• [Work to do]:
Transcribe all of the material exactly, except for its pictures.

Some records
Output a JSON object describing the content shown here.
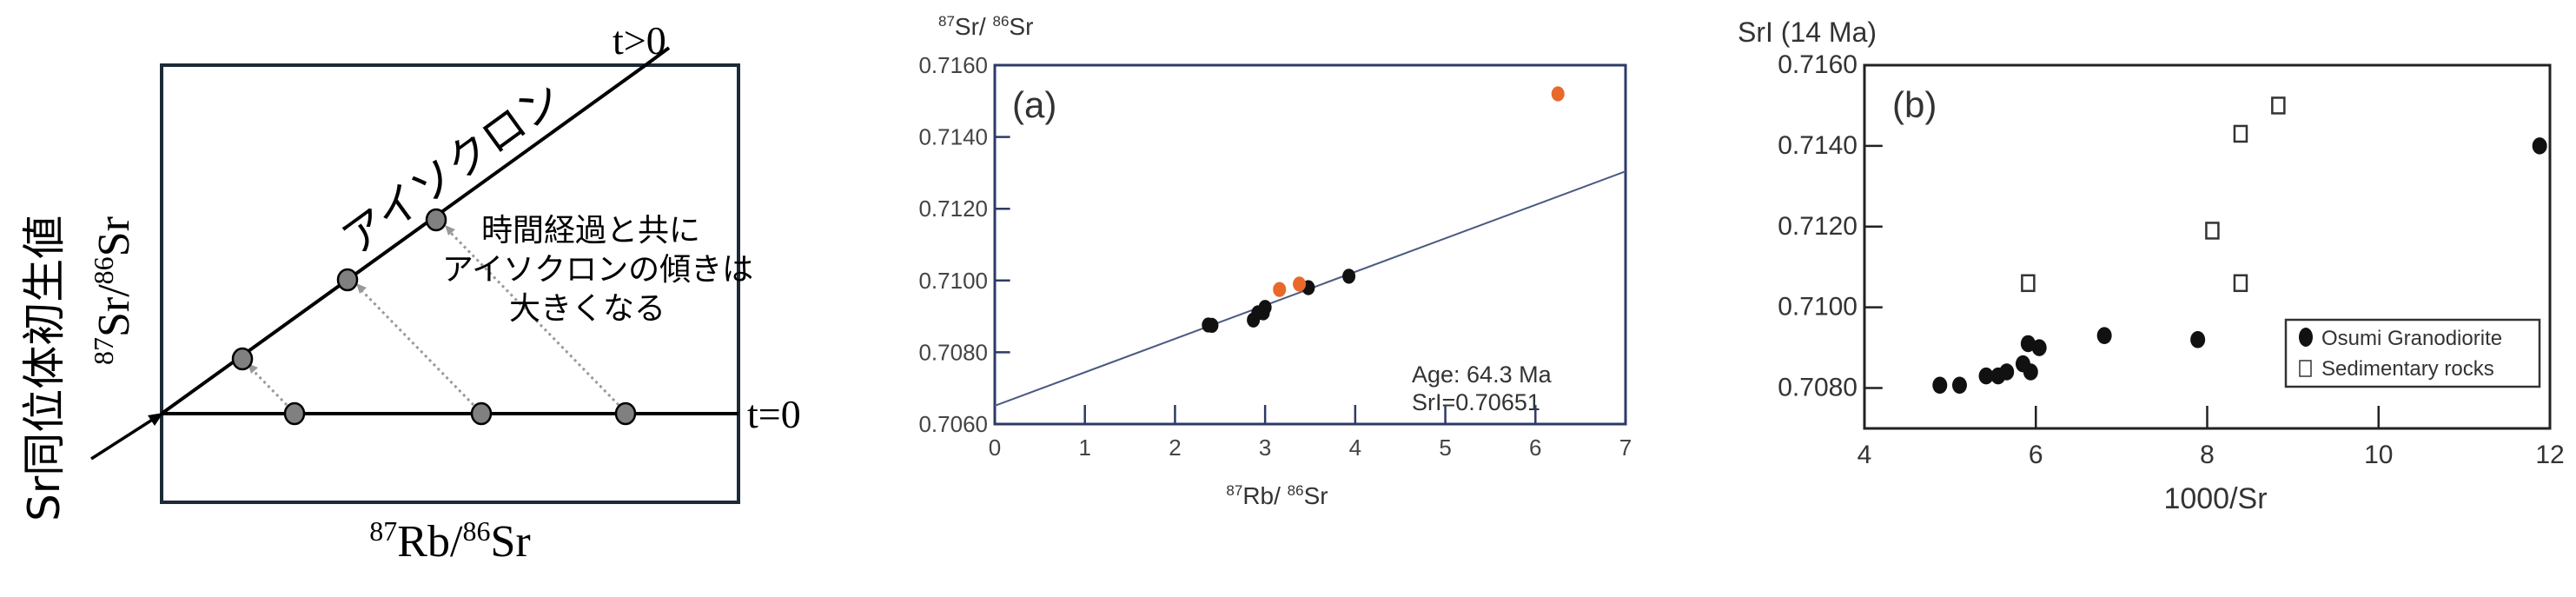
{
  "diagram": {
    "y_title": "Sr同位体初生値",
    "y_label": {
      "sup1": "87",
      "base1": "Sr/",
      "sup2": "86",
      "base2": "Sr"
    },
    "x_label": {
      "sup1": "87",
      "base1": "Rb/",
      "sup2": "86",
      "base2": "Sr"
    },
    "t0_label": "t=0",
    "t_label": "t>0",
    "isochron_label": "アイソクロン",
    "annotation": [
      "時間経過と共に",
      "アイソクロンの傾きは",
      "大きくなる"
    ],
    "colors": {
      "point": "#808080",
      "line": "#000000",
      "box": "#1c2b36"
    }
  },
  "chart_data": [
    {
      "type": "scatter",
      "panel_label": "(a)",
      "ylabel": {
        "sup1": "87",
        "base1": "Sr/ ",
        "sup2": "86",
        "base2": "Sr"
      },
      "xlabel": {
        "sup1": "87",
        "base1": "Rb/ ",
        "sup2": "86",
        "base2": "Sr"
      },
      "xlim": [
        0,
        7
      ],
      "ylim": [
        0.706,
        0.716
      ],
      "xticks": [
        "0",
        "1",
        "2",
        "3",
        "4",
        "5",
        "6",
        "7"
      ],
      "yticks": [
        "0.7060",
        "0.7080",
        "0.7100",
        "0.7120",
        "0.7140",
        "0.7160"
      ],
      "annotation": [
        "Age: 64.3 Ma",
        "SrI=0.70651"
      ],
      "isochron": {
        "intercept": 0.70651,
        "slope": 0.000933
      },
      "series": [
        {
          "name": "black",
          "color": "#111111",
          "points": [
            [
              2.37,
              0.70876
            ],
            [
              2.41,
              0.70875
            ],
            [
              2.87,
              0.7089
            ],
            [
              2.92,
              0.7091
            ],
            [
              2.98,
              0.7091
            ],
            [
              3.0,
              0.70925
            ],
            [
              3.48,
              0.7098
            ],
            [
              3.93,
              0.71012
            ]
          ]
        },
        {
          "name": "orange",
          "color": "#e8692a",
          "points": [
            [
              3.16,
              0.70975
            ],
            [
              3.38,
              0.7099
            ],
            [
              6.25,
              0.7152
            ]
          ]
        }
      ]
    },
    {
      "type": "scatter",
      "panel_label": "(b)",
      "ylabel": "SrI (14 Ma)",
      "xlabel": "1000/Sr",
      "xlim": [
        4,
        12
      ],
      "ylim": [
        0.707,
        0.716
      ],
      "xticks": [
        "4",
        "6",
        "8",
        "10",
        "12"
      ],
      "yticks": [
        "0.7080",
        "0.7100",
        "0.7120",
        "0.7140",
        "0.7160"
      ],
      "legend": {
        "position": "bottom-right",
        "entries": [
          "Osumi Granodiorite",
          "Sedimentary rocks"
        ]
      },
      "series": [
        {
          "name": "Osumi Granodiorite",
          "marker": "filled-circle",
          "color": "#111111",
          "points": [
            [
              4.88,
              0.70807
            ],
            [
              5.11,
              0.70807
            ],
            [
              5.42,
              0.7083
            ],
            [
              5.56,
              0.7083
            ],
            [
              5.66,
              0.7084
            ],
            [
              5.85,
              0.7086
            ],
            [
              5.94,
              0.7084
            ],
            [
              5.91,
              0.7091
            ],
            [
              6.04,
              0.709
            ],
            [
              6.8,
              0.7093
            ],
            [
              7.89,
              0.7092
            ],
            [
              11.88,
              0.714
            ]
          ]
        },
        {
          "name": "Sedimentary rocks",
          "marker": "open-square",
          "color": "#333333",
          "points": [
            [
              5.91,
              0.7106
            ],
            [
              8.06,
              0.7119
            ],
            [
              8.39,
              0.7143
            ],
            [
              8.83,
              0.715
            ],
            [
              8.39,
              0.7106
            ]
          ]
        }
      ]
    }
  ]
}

• [Result of this task]:
Output a JSON object describing the content shown here.
{
  "diagram": {
    "y_title": "Sr同位体初生値",
    "y_label": {
      "sup1": "87",
      "base1": "Sr/",
      "sup2": "86",
      "base2": "Sr"
    },
    "x_label": {
      "sup1": "87",
      "base1": "Rb/",
      "sup2": "86",
      "base2": "Sr"
    },
    "t0_label": "t=0",
    "t_label": "t>0",
    "isochron_label": "アイソクロン",
    "annotation": [
      "時間経過と共に",
      "アイソクロンの傾きは",
      "大きくなる"
    ],
    "colors": {
      "point": "#808080",
      "line": "#000000",
      "box": "#1c2b36"
    }
  },
  "chart_data": [
    {
      "type": "scatter",
      "panel_label": "(a)",
      "ylabel": {
        "sup1": "87",
        "base1": "Sr/ ",
        "sup2": "86",
        "base2": "Sr"
      },
      "xlabel": {
        "sup1": "87",
        "base1": "Rb/ ",
        "sup2": "86",
        "base2": "Sr"
      },
      "xlim": [
        0,
        7
      ],
      "ylim": [
        0.706,
        0.716
      ],
      "xticks": [
        "0",
        "1",
        "2",
        "3",
        "4",
        "5",
        "6",
        "7"
      ],
      "yticks": [
        "0.7060",
        "0.7080",
        "0.7100",
        "0.7120",
        "0.7140",
        "0.7160"
      ],
      "annotation": [
        "Age: 64.3 Ma",
        "SrI=0.70651"
      ],
      "isochron": {
        "intercept": 0.70651,
        "slope": 0.000933
      },
      "series": [
        {
          "name": "black",
          "color": "#111111",
          "points": [
            [
              2.37,
              0.70876
            ],
            [
              2.41,
              0.70875
            ],
            [
              2.87,
              0.7089
            ],
            [
              2.92,
              0.7091
            ],
            [
              2.98,
              0.7091
            ],
            [
              3.0,
              0.70925
            ],
            [
              3.48,
              0.7098
            ],
            [
              3.93,
              0.71012
            ]
          ]
        },
        {
          "name": "orange",
          "color": "#e8692a",
          "points": [
            [
              3.16,
              0.70975
            ],
            [
              3.38,
              0.7099
            ],
            [
              6.25,
              0.7152
            ]
          ]
        }
      ]
    },
    {
      "type": "scatter",
      "panel_label": "(b)",
      "ylabel": "SrI (14 Ma)",
      "xlabel": "1000/Sr",
      "xlim": [
        4,
        12
      ],
      "ylim": [
        0.707,
        0.716
      ],
      "xticks": [
        "4",
        "6",
        "8",
        "10",
        "12"
      ],
      "yticks": [
        "0.7080",
        "0.7100",
        "0.7120",
        "0.7140",
        "0.7160"
      ],
      "legend": {
        "position": "bottom-right",
        "entries": [
          "Osumi Granodiorite",
          "Sedimentary rocks"
        ]
      },
      "series": [
        {
          "name": "Osumi Granodiorite",
          "marker": "filled-circle",
          "color": "#111111",
          "points": [
            [
              4.88,
              0.70807
            ],
            [
              5.11,
              0.70807
            ],
            [
              5.42,
              0.7083
            ],
            [
              5.56,
              0.7083
            ],
            [
              5.66,
              0.7084
            ],
            [
              5.85,
              0.7086
            ],
            [
              5.94,
              0.7084
            ],
            [
              5.91,
              0.7091
            ],
            [
              6.04,
              0.709
            ],
            [
              6.8,
              0.7093
            ],
            [
              7.89,
              0.7092
            ],
            [
              11.88,
              0.714
            ]
          ]
        },
        {
          "name": "Sedimentary rocks",
          "marker": "open-square",
          "color": "#333333",
          "points": [
            [
              5.91,
              0.7106
            ],
            [
              8.06,
              0.7119
            ],
            [
              8.39,
              0.7143
            ],
            [
              8.83,
              0.715
            ],
            [
              8.39,
              0.7106
            ]
          ]
        }
      ]
    }
  ]
}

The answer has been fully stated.